All records below must be written out exactly, with the pictures excluded.

━━━━━━━━

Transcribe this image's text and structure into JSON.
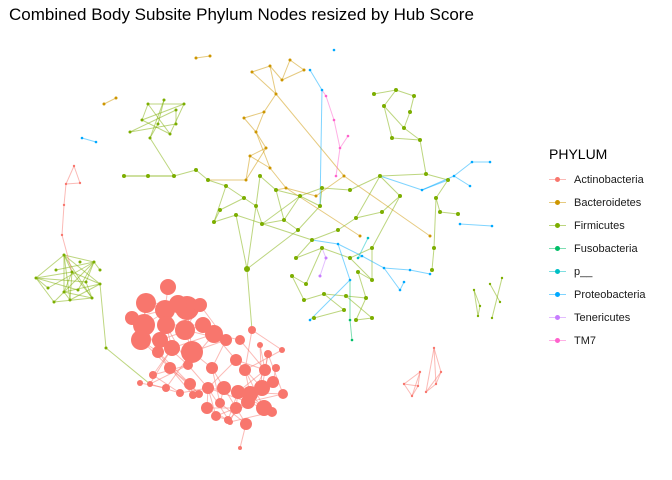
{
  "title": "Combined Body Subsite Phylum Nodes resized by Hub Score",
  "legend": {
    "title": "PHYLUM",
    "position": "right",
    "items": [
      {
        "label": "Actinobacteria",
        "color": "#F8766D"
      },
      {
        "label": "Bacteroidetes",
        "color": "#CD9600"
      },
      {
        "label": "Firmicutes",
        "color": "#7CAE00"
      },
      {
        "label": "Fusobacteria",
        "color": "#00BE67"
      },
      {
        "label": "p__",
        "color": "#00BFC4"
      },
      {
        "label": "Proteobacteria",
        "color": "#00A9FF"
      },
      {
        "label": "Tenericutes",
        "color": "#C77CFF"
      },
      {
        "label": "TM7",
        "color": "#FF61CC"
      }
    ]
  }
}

━━━━━━━━

■ **ANSWER TO THE EXERCISE**:
Transcribe this image's text and structure into JSON.
{
  "title": "Combined Body Subsite Phylum Nodes resized by Hub Score",
  "legend": {
    "title": "PHYLUM",
    "position": "right",
    "items": [
      {
        "label": "Actinobacteria",
        "color": "#F8766D"
      },
      {
        "label": "Bacteroidetes",
        "color": "#CD9600"
      },
      {
        "label": "Firmicutes",
        "color": "#7CAE00"
      },
      {
        "label": "Fusobacteria",
        "color": "#00BE67"
      },
      {
        "label": "p__",
        "color": "#00BFC4"
      },
      {
        "label": "Proteobacteria",
        "color": "#00A9FF"
      },
      {
        "label": "Tenericutes",
        "color": "#C77CFF"
      },
      {
        "label": "TM7",
        "color": "#FF61CC"
      }
    ]
  }
}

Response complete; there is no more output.